(Task) Take the material below and write it all out again exactly.

(Recorded data)
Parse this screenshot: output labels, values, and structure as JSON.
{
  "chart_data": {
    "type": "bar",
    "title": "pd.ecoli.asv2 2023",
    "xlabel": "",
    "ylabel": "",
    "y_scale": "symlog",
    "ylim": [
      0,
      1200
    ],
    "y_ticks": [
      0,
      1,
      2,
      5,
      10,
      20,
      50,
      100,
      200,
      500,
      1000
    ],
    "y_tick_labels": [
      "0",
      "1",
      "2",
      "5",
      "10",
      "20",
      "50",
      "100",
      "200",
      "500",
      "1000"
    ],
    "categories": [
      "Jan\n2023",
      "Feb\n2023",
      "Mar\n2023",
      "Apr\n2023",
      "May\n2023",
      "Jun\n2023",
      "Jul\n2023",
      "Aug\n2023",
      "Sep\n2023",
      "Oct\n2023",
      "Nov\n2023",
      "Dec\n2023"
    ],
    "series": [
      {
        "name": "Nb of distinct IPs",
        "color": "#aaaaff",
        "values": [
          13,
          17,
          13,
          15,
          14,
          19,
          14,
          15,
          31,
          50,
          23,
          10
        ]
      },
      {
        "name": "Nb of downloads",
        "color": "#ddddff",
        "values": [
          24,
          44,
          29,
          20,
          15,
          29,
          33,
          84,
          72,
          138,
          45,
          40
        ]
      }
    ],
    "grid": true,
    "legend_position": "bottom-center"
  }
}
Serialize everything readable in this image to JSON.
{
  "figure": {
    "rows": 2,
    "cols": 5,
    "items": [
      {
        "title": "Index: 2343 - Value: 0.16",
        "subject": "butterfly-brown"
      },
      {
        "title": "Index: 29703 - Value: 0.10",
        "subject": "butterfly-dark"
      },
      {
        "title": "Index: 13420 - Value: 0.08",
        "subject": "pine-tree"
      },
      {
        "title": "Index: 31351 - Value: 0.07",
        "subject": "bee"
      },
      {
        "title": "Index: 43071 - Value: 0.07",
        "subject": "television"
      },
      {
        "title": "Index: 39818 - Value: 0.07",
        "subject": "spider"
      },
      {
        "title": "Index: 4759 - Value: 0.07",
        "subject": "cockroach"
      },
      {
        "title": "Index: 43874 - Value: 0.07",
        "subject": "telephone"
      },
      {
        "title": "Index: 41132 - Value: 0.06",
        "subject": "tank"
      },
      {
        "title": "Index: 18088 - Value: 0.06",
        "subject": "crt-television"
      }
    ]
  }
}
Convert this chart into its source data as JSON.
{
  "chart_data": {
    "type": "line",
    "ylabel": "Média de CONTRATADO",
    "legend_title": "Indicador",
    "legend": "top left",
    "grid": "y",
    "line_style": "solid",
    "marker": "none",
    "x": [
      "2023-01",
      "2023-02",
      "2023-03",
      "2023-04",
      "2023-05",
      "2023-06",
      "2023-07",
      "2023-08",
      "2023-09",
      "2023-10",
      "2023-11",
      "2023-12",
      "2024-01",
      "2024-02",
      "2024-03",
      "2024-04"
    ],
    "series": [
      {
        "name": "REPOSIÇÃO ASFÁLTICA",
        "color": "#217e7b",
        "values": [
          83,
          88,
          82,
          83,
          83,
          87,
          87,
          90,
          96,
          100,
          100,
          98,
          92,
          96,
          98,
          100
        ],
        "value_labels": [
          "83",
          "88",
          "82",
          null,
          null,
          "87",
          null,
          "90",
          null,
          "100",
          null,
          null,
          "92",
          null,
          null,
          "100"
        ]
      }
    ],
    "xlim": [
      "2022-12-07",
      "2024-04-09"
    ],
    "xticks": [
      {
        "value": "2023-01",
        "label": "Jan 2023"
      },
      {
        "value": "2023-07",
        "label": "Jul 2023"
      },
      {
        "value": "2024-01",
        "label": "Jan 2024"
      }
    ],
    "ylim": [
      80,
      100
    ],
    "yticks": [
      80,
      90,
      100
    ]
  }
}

(Result of the exercise)
Parse this screenshot: output labels, values, and structure as JSON.
{
  "chart_data": {
    "type": "bar",
    "title": "pd.ecoli.asv2 2023",
    "xlabel": "",
    "ylabel": "",
    "y_scale": "symlog",
    "ylim": [
      0,
      1200
    ],
    "y_ticks": [
      0,
      1,
      2,
      5,
      10,
      20,
      50,
      100,
      200,
      500,
      1000
    ],
    "y_tick_labels": [
      "0",
      "1",
      "2",
      "5",
      "10",
      "20",
      "50",
      "100",
      "200",
      "500",
      "1000"
    ],
    "categories": [
      "Jan\n2023",
      "Feb\n2023",
      "Mar\n2023",
      "Apr\n2023",
      "May\n2023",
      "Jun\n2023",
      "Jul\n2023",
      "Aug\n2023",
      "Sep\n2023",
      "Oct\n2023",
      "Nov\n2023",
      "Dec\n2023"
    ],
    "series": [
      {
        "name": "Nb of distinct IPs",
        "color": "#aaaaff",
        "values": [
          13,
          17,
          13,
          15,
          14,
          19,
          14,
          15,
          31,
          50,
          23,
          10
        ]
      },
      {
        "name": "Nb of downloads",
        "color": "#ddddff",
        "values": [
          24,
          44,
          29,
          20,
          15,
          29,
          33,
          84,
          72,
          138,
          45,
          40
        ]
      }
    ],
    "grid": true,
    "legend_position": "bottom-center"
  }
}
Serialize everything readable in this image to JSON.
{
  "figure": {
    "rows": 2,
    "cols": 5,
    "items": [
      {
        "title": "Index: 2343 - Value: 0.16",
        "subject": "butterfly-brown"
      },
      {
        "title": "Index: 29703 - Value: 0.10",
        "subject": "butterfly-dark"
      },
      {
        "title": "Index: 13420 - Value: 0.08",
        "subject": "pine-tree"
      },
      {
        "title": "Index: 31351 - Value: 0.07",
        "subject": "bee"
      },
      {
        "title": "Index: 43071 - Value: 0.07",
        "subject": "television"
      },
      {
        "title": "Index: 39818 - Value: 0.07",
        "subject": "spider"
      },
      {
        "title": "Index: 4759 - Value: 0.07",
        "subject": "cockroach"
      },
      {
        "title": "Index: 43874 - Value: 0.07",
        "subject": "telephone"
      },
      {
        "title": "Index: 41132 - Value: 0.06",
        "subject": "tank"
      },
      {
        "title": "Index: 18088 - Value: 0.06",
        "subject": "crt-television"
      }
    ]
  }
}
Convert this chart into its source data as JSON.
{
  "chart_data": {
    "type": "line",
    "ylabel": "Média de CONTRATADO",
    "legend_title": "Indicador",
    "legend": "top left",
    "grid": "y",
    "line_style": "solid",
    "marker": "none",
    "x": [
      "2023-01",
      "2023-02",
      "2023-03",
      "2023-04",
      "2023-05",
      "2023-06",
      "2023-07",
      "2023-08",
      "2023-09",
      "2023-10",
      "2023-11",
      "2023-12",
      "2024-01",
      "2024-02",
      "2024-03",
      "2024-04"
    ],
    "series": [
      {
        "name": "REPOSIÇÃO ASFÁLTICA",
        "color": "#217e7b",
        "values": [
          83,
          88,
          82,
          83,
          83,
          87,
          87,
          90,
          96,
          100,
          100,
          98,
          92,
          96,
          98,
          100
        ],
        "value_labels": [
          "83",
          "88",
          "82",
          null,
          null,
          "87",
          null,
          "90",
          null,
          "100",
          null,
          null,
          "92",
          null,
          null,
          "100"
        ]
      }
    ],
    "xlim": [
      "2022-12-07",
      "2024-04-09"
    ],
    "xticks": [
      {
        "value": "2023-01",
        "label": "Jan 2023"
      },
      {
        "value": "2023-07",
        "label": "Jul 2023"
      },
      {
        "value": "2024-01",
        "label": "Jan 2024"
      }
    ],
    "ylim": [
      80,
      100
    ],
    "yticks": [
      80,
      90,
      100
    ]
  }
}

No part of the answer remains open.